→ Task objective:
Reproduce the material in full, exactly as written.

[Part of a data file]

----

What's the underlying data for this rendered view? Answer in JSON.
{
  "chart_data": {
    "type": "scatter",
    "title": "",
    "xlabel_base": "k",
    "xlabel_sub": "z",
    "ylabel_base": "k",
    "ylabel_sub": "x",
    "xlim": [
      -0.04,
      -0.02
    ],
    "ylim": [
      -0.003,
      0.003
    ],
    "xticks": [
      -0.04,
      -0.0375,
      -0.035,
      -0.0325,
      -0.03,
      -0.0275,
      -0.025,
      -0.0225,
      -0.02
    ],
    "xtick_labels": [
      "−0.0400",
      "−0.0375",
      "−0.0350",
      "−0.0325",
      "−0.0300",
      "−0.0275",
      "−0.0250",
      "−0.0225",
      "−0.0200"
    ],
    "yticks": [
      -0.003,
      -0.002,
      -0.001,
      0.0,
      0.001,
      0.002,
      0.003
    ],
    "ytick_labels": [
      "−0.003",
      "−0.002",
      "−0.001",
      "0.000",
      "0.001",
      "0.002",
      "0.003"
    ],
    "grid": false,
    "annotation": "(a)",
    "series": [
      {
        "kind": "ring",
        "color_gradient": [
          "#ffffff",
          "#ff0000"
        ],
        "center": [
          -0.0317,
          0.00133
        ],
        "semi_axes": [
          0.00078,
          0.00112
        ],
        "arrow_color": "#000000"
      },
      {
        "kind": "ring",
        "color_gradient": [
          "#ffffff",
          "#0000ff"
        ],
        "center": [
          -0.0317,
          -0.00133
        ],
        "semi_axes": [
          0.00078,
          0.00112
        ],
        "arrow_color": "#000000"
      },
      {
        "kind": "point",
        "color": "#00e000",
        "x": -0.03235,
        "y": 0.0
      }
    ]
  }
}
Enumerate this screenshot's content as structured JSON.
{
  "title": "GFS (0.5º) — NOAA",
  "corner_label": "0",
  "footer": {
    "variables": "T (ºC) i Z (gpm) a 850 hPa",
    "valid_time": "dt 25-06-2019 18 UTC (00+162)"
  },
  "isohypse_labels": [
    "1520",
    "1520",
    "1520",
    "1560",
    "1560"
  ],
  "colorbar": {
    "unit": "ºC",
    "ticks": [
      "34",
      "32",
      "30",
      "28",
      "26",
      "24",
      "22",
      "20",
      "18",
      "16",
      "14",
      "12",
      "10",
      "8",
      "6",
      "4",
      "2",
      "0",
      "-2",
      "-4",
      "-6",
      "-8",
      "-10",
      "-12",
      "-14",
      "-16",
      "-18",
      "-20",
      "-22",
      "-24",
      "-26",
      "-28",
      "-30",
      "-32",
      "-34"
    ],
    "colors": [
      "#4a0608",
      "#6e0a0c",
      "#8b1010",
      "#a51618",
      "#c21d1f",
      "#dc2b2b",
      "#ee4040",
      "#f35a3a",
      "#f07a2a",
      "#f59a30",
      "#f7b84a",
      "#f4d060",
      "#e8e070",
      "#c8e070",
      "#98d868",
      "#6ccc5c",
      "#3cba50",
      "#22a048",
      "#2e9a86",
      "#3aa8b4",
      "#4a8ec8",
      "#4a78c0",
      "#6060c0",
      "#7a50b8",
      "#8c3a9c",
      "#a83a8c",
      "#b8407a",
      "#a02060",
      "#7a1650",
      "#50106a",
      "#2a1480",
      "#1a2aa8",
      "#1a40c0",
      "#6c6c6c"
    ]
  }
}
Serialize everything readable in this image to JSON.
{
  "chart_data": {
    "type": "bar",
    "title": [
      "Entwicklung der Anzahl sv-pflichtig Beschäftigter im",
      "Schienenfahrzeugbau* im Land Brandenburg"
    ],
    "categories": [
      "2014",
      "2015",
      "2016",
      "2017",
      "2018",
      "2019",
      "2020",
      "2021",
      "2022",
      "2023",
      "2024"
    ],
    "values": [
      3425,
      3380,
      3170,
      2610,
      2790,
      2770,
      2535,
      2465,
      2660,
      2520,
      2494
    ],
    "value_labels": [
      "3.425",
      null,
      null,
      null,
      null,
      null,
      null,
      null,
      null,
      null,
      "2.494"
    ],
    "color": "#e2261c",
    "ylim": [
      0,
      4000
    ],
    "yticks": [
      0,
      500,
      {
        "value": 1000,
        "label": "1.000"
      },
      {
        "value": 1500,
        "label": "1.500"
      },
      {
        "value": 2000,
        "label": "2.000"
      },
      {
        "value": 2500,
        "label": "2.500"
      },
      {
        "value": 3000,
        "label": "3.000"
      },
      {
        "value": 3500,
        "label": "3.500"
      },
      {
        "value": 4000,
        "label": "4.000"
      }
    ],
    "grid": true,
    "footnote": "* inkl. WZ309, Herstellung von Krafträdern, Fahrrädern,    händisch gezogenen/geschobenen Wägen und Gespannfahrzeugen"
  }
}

----

→ Written answer:
What's the underlying data for this rendered view? Answer in JSON.
{
  "chart_data": {
    "type": "scatter",
    "title": "",
    "xlabel_base": "k",
    "xlabel_sub": "z",
    "ylabel_base": "k",
    "ylabel_sub": "x",
    "xlim": [
      -0.04,
      -0.02
    ],
    "ylim": [
      -0.003,
      0.003
    ],
    "xticks": [
      -0.04,
      -0.0375,
      -0.035,
      -0.0325,
      -0.03,
      -0.0275,
      -0.025,
      -0.0225,
      -0.02
    ],
    "xtick_labels": [
      "−0.0400",
      "−0.0375",
      "−0.0350",
      "−0.0325",
      "−0.0300",
      "−0.0275",
      "−0.0250",
      "−0.0225",
      "−0.0200"
    ],
    "yticks": [
      -0.003,
      -0.002,
      -0.001,
      0.0,
      0.001,
      0.002,
      0.003
    ],
    "ytick_labels": [
      "−0.003",
      "−0.002",
      "−0.001",
      "0.000",
      "0.001",
      "0.002",
      "0.003"
    ],
    "grid": false,
    "annotation": "(a)",
    "series": [
      {
        "kind": "ring",
        "color_gradient": [
          "#ffffff",
          "#ff0000"
        ],
        "center": [
          -0.0317,
          0.00133
        ],
        "semi_axes": [
          0.00078,
          0.00112
        ],
        "arrow_color": "#000000"
      },
      {
        "kind": "ring",
        "color_gradient": [
          "#ffffff",
          "#0000ff"
        ],
        "center": [
          -0.0317,
          -0.00133
        ],
        "semi_axes": [
          0.00078,
          0.00112
        ],
        "arrow_color": "#000000"
      },
      {
        "kind": "point",
        "color": "#00e000",
        "x": -0.03235,
        "y": 0.0
      }
    ]
  }
}
Enumerate this screenshot's content as structured JSON.
{
  "title": "GFS (0.5º) — NOAA",
  "corner_label": "0",
  "footer": {
    "variables": "T (ºC) i Z (gpm) a 850 hPa",
    "valid_time": "dt 25-06-2019 18 UTC (00+162)"
  },
  "isohypse_labels": [
    "1520",
    "1520",
    "1520",
    "1560",
    "1560"
  ],
  "colorbar": {
    "unit": "ºC",
    "ticks": [
      "34",
      "32",
      "30",
      "28",
      "26",
      "24",
      "22",
      "20",
      "18",
      "16",
      "14",
      "12",
      "10",
      "8",
      "6",
      "4",
      "2",
      "0",
      "-2",
      "-4",
      "-6",
      "-8",
      "-10",
      "-12",
      "-14",
      "-16",
      "-18",
      "-20",
      "-22",
      "-24",
      "-26",
      "-28",
      "-30",
      "-32",
      "-34"
    ],
    "colors": [
      "#4a0608",
      "#6e0a0c",
      "#8b1010",
      "#a51618",
      "#c21d1f",
      "#dc2b2b",
      "#ee4040",
      "#f35a3a",
      "#f07a2a",
      "#f59a30",
      "#f7b84a",
      "#f4d060",
      "#e8e070",
      "#c8e070",
      "#98d868",
      "#6ccc5c",
      "#3cba50",
      "#22a048",
      "#2e9a86",
      "#3aa8b4",
      "#4a8ec8",
      "#4a78c0",
      "#6060c0",
      "#7a50b8",
      "#8c3a9c",
      "#a83a8c",
      "#b8407a",
      "#a02060",
      "#7a1650",
      "#50106a",
      "#2a1480",
      "#1a2aa8",
      "#1a40c0",
      "#6c6c6c"
    ]
  }
}
Serialize everything readable in this image to JSON.
{
  "chart_data": {
    "type": "bar",
    "title": [
      "Entwicklung der Anzahl sv-pflichtig Beschäftigter im",
      "Schienenfahrzeugbau* im Land Brandenburg"
    ],
    "categories": [
      "2014",
      "2015",
      "2016",
      "2017",
      "2018",
      "2019",
      "2020",
      "2021",
      "2022",
      "2023",
      "2024"
    ],
    "values": [
      3425,
      3380,
      3170,
      2610,
      2790,
      2770,
      2535,
      2465,
      2660,
      2520,
      2494
    ],
    "value_labels": [
      "3.425",
      null,
      null,
      null,
      null,
      null,
      null,
      null,
      null,
      null,
      "2.494"
    ],
    "color": "#e2261c",
    "ylim": [
      0,
      4000
    ],
    "yticks": [
      0,
      500,
      {
        "value": 1000,
        "label": "1.000"
      },
      {
        "value": 1500,
        "label": "1.500"
      },
      {
        "value": 2000,
        "label": "2.000"
      },
      {
        "value": 2500,
        "label": "2.500"
      },
      {
        "value": 3000,
        "label": "3.000"
      },
      {
        "value": 3500,
        "label": "3.500"
      },
      {
        "value": 4000,
        "label": "4.000"
      }
    ],
    "grid": true,
    "footnote": "* inkl. WZ309, Herstellung von Krafträdern, Fahrrädern,    händisch gezogenen/geschobenen Wägen und Gespannfahrzeugen"
  }
}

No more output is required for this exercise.